Task goal: All of the material should be reproduced exactly, with pictures left out.

[Entries taken from a collection]
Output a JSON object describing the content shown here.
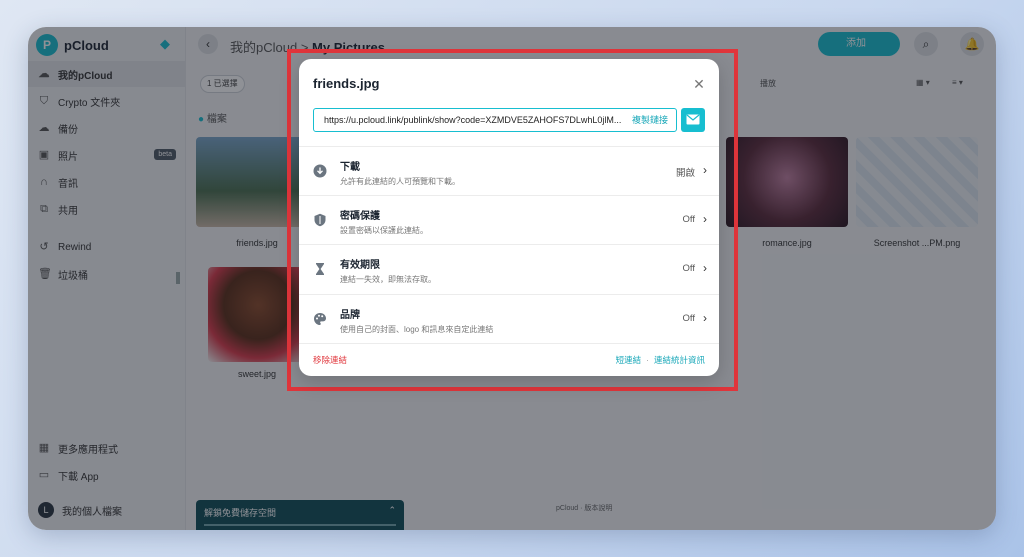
{
  "colors": {
    "accent": "#17bed0",
    "highlight": "#e0353b",
    "danger": "#e0353b"
  },
  "app": {
    "name": "pCloud"
  },
  "sidebar": {
    "items": [
      {
        "label": "我的pCloud",
        "icon": "cloud-icon"
      },
      {
        "label": "Crypto 文件夾",
        "icon": "shield-icon"
      },
      {
        "label": "備份",
        "icon": "backup-icon"
      },
      {
        "label": "照片",
        "icon": "photo-icon",
        "badge": "beta"
      },
      {
        "label": "音訊",
        "icon": "headphones-icon"
      },
      {
        "label": "共用",
        "icon": "shared-icon"
      },
      {
        "label": "Rewind",
        "icon": "rewind-icon"
      },
      {
        "label": "垃圾桶",
        "icon": "trash-icon"
      }
    ],
    "bottom_items": [
      {
        "label": "更多應用程式",
        "icon": "apps-icon"
      },
      {
        "label": "下載 App",
        "icon": "download-app-icon"
      },
      {
        "label": "我的個人檔案",
        "avatar": "L"
      }
    ]
  },
  "header": {
    "breadcrumb_root": "我的pCloud",
    "breadcrumb_sep": ">",
    "breadcrumb_current": "My Pictures",
    "add_label": "添加"
  },
  "toolbar": {
    "selected_chip": "1 已選擇",
    "share_label": "播放"
  },
  "files": {
    "section_label": "檔案",
    "items": [
      {
        "name": "friends.jpg"
      },
      {
        "name": "romance.jpg"
      },
      {
        "name": "Screenshot ...PM.png"
      },
      {
        "name": "sweet.jpg"
      }
    ]
  },
  "footer": {
    "brand": "pCloud · 版本說明",
    "storage_banner": "解鎖免費儲存空間"
  },
  "modal": {
    "title": "friends.jpg",
    "link": "https://u.pcloud.link/publink/show?code=XZMDVE5ZAHOFS7DLwhL0jlM...",
    "copy_label": "複製鏈接",
    "options": [
      {
        "title": "下載",
        "desc": "允許有此連結的人可預覽和下載。",
        "value": "開啟",
        "icon": "download-icon"
      },
      {
        "title": "密碼保護",
        "desc": "設置密碼以保護此連結。",
        "value": "Off",
        "icon": "shield-lock-icon"
      },
      {
        "title": "有效期限",
        "desc": "連結一失效，即無法存取。",
        "value": "Off",
        "icon": "hourglass-icon"
      },
      {
        "title": "品牌",
        "desc": "使用自己的封面、logo 和訊息來自定此連結",
        "value": "Off",
        "icon": "palette-icon"
      }
    ],
    "remove_label": "移除連結",
    "short_link_label": "短連結",
    "separator": "·",
    "stats_label": "連結統計資訊"
  }
}
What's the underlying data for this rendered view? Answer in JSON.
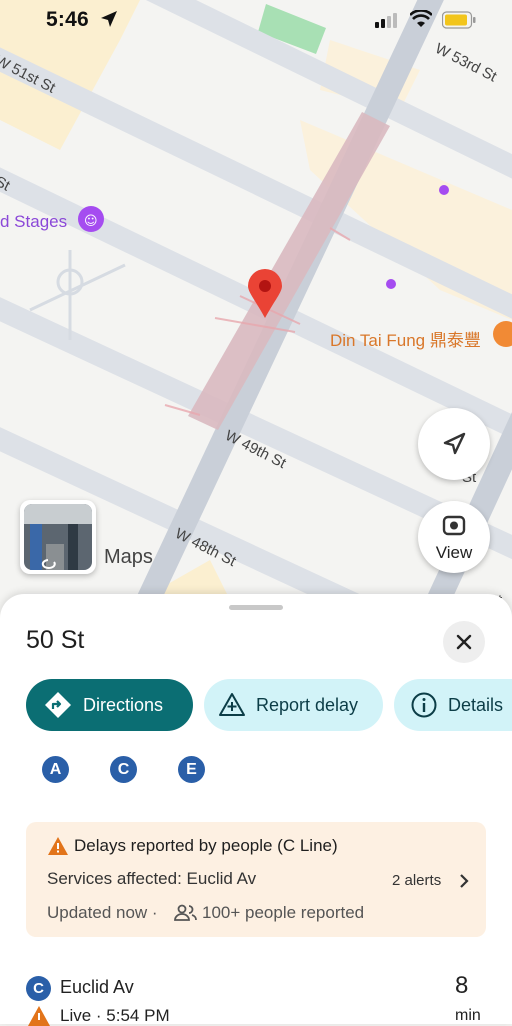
{
  "status_bar": {
    "time": "5:46"
  },
  "map": {
    "streets": [
      "W 53rd St",
      "W 51st St",
      "St",
      "W 49th St",
      "W 48th St",
      "St",
      "St"
    ],
    "places": {
      "stages": "d Stages",
      "restaurant": "Din Tai Fung 鼎泰豐"
    },
    "maps_label": "Maps",
    "view_button": "View",
    "colors": {
      "route": "#d9b9c0",
      "pin": "#ea4335",
      "street": "#c7cdd6"
    }
  },
  "sheet": {
    "title": "50 St",
    "actions": [
      {
        "label": "Directions",
        "icon": "directions-icon"
      },
      {
        "label": "Report delay",
        "icon": "report-delay-icon"
      },
      {
        "label": "Details",
        "icon": "info-icon"
      }
    ],
    "lines": [
      "A",
      "C",
      "E"
    ],
    "line_color": "#2a5fa8",
    "alert": {
      "title": "Delays reported by people (C Line)",
      "services": "Services affected: Euclid Av",
      "count": "2 alerts",
      "updated": "Updated now ·",
      "people": "100+ people reported"
    },
    "departure": {
      "line": "C",
      "stop": "Euclid Av",
      "live": "Live · 5:54 PM",
      "minutes": "8",
      "unit": "min"
    }
  }
}
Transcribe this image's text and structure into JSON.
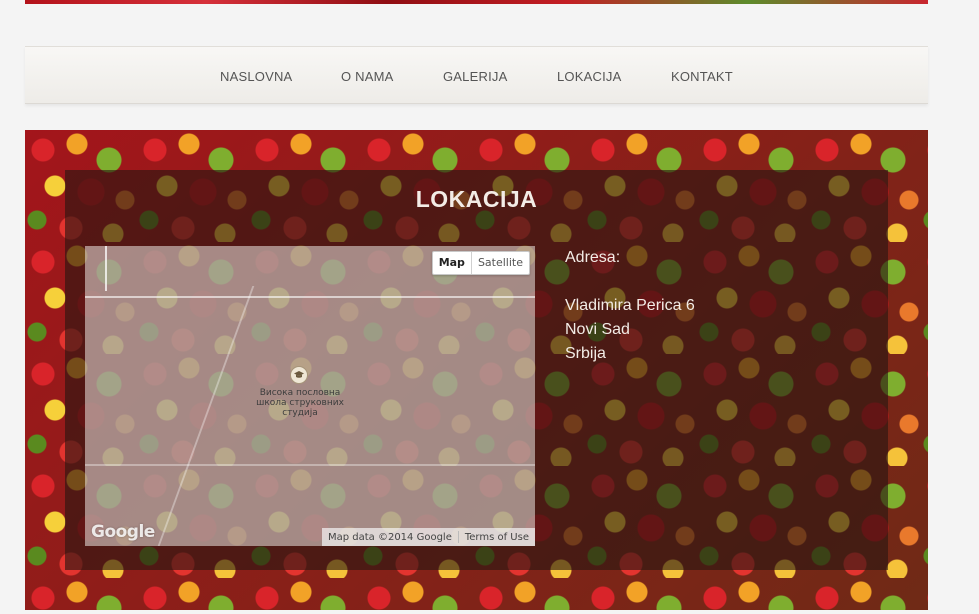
{
  "nav": {
    "items": [
      {
        "label": "NASLOVNA"
      },
      {
        "label": "O NAMA"
      },
      {
        "label": "GALERIJA"
      },
      {
        "label": "LOKACIJA"
      },
      {
        "label": "KONTAKT"
      }
    ]
  },
  "section": {
    "title": "LOKACIJA"
  },
  "map": {
    "map_button": "Map",
    "satellite_button": "Satellite",
    "poi_label": "Висока пословна школа струковних студија",
    "logo": "Google",
    "attribution": "Map data ©2014 Google",
    "terms": "Terms of Use"
  },
  "address": {
    "heading": "Adresa:",
    "line1": "Vladimira Perica 6",
    "line2": "Novi Sad",
    "line3": "Srbija"
  },
  "colors": {
    "panel_text": "#f3ece6",
    "nav_text": "#555555"
  }
}
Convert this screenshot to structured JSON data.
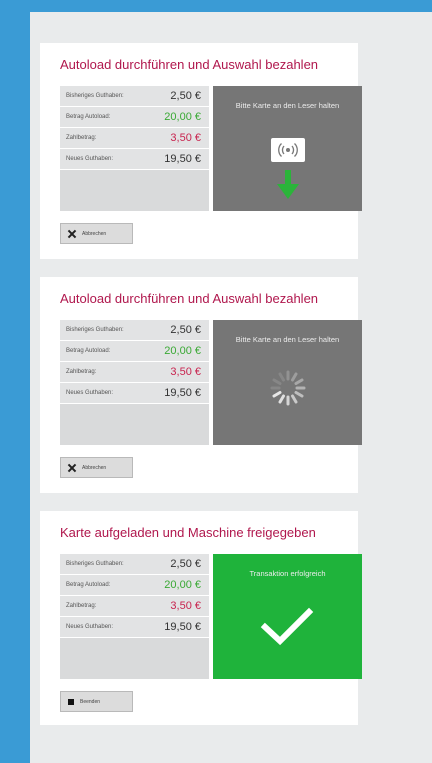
{
  "colors": {
    "background": "#3a9bd5",
    "title": "#b0174d",
    "autoload": "#3aa935",
    "zahlbetrag": "#c8244f",
    "success": "#1fb33b",
    "panel": "#767676"
  },
  "cards": [
    {
      "title": "Autoload durchführen und Auswahl bezahlen",
      "rows": [
        {
          "label": "Bisheriges Guthaben:",
          "value": "2,50 €"
        },
        {
          "label": "Betrag Autoload:",
          "value": "20,00 €"
        },
        {
          "label": "Zahlbetrag:",
          "value": "3,50 €"
        },
        {
          "label": "Neues Guthaben:",
          "value": "19,50 €"
        }
      ],
      "panel_text": "Bitte Karte an den Leser halten",
      "panel_icons": [
        "nfc-card-icon",
        "arrow-down-icon"
      ],
      "button": {
        "label": "Abbrechen",
        "icon": "close-icon"
      }
    },
    {
      "title": "Autoload durchführen und Auswahl bezahlen",
      "rows": [
        {
          "label": "Bisheriges Guthaben:",
          "value": "2,50 €"
        },
        {
          "label": "Betrag Autoload:",
          "value": "20,00 €"
        },
        {
          "label": "Zahlbetrag:",
          "value": "3,50 €"
        },
        {
          "label": "Neues Guthaben:",
          "value": "19,50 €"
        }
      ],
      "panel_text": "Bitte Karte an den Leser halten",
      "panel_icons": [
        "loading-spinner-icon"
      ],
      "button": {
        "label": "Abbrechen",
        "icon": "close-icon"
      }
    },
    {
      "title": "Karte aufgeladen und Maschine freigegeben",
      "rows": [
        {
          "label": "Bisheriges Guthaben:",
          "value": "2,50 €"
        },
        {
          "label": "Betrag Autoload:",
          "value": "20,00 €"
        },
        {
          "label": "Zahlbetrag:",
          "value": "3,50 €"
        },
        {
          "label": "Neues Guthaben:",
          "value": "19,50 €"
        }
      ],
      "panel_text": "Transaktion erfolgreich",
      "panel_icons": [
        "checkmark-icon"
      ],
      "button": {
        "label": "Beenden",
        "icon": "stop-icon"
      }
    }
  ]
}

Result below:
Output a JSON object describing the content shown here.
{
  "colors": {
    "accent": "#17bed0",
    "highlight": "#e0353b",
    "danger": "#e0353b"
  },
  "app": {
    "name": "pCloud"
  },
  "sidebar": {
    "items": [
      {
        "label": "我的pCloud",
        "icon": "cloud-icon"
      },
      {
        "label": "Crypto 文件夾",
        "icon": "shield-icon"
      },
      {
        "label": "備份",
        "icon": "backup-icon"
      },
      {
        "label": "照片",
        "icon": "photo-icon",
        "badge": "beta"
      },
      {
        "label": "音訊",
        "icon": "headphones-icon"
      },
      {
        "label": "共用",
        "icon": "shared-icon"
      },
      {
        "label": "Rewind",
        "icon": "rewind-icon"
      },
      {
        "label": "垃圾桶",
        "icon": "trash-icon"
      }
    ],
    "bottom_items": [
      {
        "label": "更多應用程式",
        "icon": "apps-icon"
      },
      {
        "label": "下載 App",
        "icon": "download-app-icon"
      },
      {
        "label": "我的個人檔案",
        "avatar": "L"
      }
    ]
  },
  "header": {
    "breadcrumb_root": "我的pCloud",
    "breadcrumb_sep": ">",
    "breadcrumb_current": "My Pictures",
    "add_label": "添加"
  },
  "toolbar": {
    "selected_chip": "1 已選擇",
    "share_label": "播放"
  },
  "files": {
    "section_label": "檔案",
    "items": [
      {
        "name": "friends.jpg"
      },
      {
        "name": "romance.jpg"
      },
      {
        "name": "Screenshot ...PM.png"
      },
      {
        "name": "sweet.jpg"
      }
    ]
  },
  "footer": {
    "brand": "pCloud · 版本說明",
    "storage_banner": "解鎖免費儲存空間"
  },
  "modal": {
    "title": "friends.jpg",
    "link": "https://u.pcloud.link/publink/show?code=XZMDVE5ZAHOFS7DLwhL0jlM...",
    "copy_label": "複製鏈接",
    "options": [
      {
        "title": "下載",
        "desc": "允許有此連結的人可預覽和下載。",
        "value": "開啟",
        "icon": "download-icon"
      },
      {
        "title": "密碼保護",
        "desc": "設置密碼以保護此連結。",
        "value": "Off",
        "icon": "shield-lock-icon"
      },
      {
        "title": "有效期限",
        "desc": "連結一失效，即無法存取。",
        "value": "Off",
        "icon": "hourglass-icon"
      },
      {
        "title": "品牌",
        "desc": "使用自己的封面、logo 和訊息來自定此連結",
        "value": "Off",
        "icon": "palette-icon"
      }
    ],
    "remove_label": "移除連結",
    "short_link_label": "短連結",
    "separator": "·",
    "stats_label": "連結統計資訊"
  }
}
What's the underlying data for this rendered view? Answer in JSON.
{
  "status_bar": {
    "time": "5:46"
  },
  "map": {
    "streets": [
      "W 53rd St",
      "W 51st St",
      "St",
      "W 49th St",
      "W 48th St",
      "St",
      "St"
    ],
    "places": {
      "stages": "d Stages",
      "restaurant": "Din Tai Fung 鼎泰豐"
    },
    "maps_label": "Maps",
    "view_button": "View",
    "colors": {
      "route": "#d9b9c0",
      "pin": "#ea4335",
      "street": "#c7cdd6"
    }
  },
  "sheet": {
    "title": "50 St",
    "actions": [
      {
        "label": "Directions",
        "icon": "directions-icon"
      },
      {
        "label": "Report delay",
        "icon": "report-delay-icon"
      },
      {
        "label": "Details",
        "icon": "info-icon"
      }
    ],
    "lines": [
      "A",
      "C",
      "E"
    ],
    "line_color": "#2a5fa8",
    "alert": {
      "title": "Delays reported by people (C Line)",
      "services": "Services affected: Euclid Av",
      "count": "2 alerts",
      "updated": "Updated now ·",
      "people": "100+ people reported"
    },
    "departure": {
      "line": "C",
      "stop": "Euclid Av",
      "live": "Live · 5:54 PM",
      "minutes": "8",
      "unit": "min"
    }
  }
}
Transcribe this image's text and structure into JSON.
{
  "nav": {
    "items": [
      {
        "label": "NASLOVNA"
      },
      {
        "label": "O NAMA"
      },
      {
        "label": "GALERIJA"
      },
      {
        "label": "LOKACIJA"
      },
      {
        "label": "KONTAKT"
      }
    ]
  },
  "section": {
    "title": "LOKACIJA"
  },
  "map": {
    "map_button": "Map",
    "satellite_button": "Satellite",
    "poi_label": "Висока пословна школа струковних студија",
    "logo": "Google",
    "attribution": "Map data ©2014 Google",
    "terms": "Terms of Use"
  },
  "address": {
    "heading": "Adresa:",
    "line1": "Vladimira Perica 6",
    "line2": "Novi Sad",
    "line3": "Srbija"
  },
  "colors": {
    "panel_text": "#f3ece6",
    "nav_text": "#555555"
  }
}
Convert this screenshot to structured JSON data.
{
  "colors": {
    "background": "#3a9bd5",
    "title": "#b0174d",
    "autoload": "#3aa935",
    "zahlbetrag": "#c8244f",
    "success": "#1fb33b",
    "panel": "#767676"
  },
  "cards": [
    {
      "title": "Autoload durchführen und Auswahl bezahlen",
      "rows": [
        {
          "label": "Bisheriges Guthaben:",
          "value": "2,50 €"
        },
        {
          "label": "Betrag Autoload:",
          "value": "20,00 €"
        },
        {
          "label": "Zahlbetrag:",
          "value": "3,50 €"
        },
        {
          "label": "Neues Guthaben:",
          "value": "19,50 €"
        }
      ],
      "panel_text": "Bitte Karte an den Leser halten",
      "panel_icons": [
        "nfc-card-icon",
        "arrow-down-icon"
      ],
      "button": {
        "label": "Abbrechen",
        "icon": "close-icon"
      }
    },
    {
      "title": "Autoload durchführen und Auswahl bezahlen",
      "rows": [
        {
          "label": "Bisheriges Guthaben:",
          "value": "2,50 €"
        },
        {
          "label": "Betrag Autoload:",
          "value": "20,00 €"
        },
        {
          "label": "Zahlbetrag:",
          "value": "3,50 €"
        },
        {
          "label": "Neues Guthaben:",
          "value": "19,50 €"
        }
      ],
      "panel_text": "Bitte Karte an den Leser halten",
      "panel_icons": [
        "loading-spinner-icon"
      ],
      "button": {
        "label": "Abbrechen",
        "icon": "close-icon"
      }
    },
    {
      "title": "Karte aufgeladen und Maschine freigegeben",
      "rows": [
        {
          "label": "Bisheriges Guthaben:",
          "value": "2,50 €"
        },
        {
          "label": "Betrag Autoload:",
          "value": "20,00 €"
        },
        {
          "label": "Zahlbetrag:",
          "value": "3,50 €"
        },
        {
          "label": "Neues Guthaben:",
          "value": "19,50 €"
        }
      ],
      "panel_text": "Transaktion erfolgreich",
      "panel_icons": [
        "checkmark-icon"
      ],
      "button": {
        "label": "Beenden",
        "icon": "stop-icon"
      }
    }
  ]
}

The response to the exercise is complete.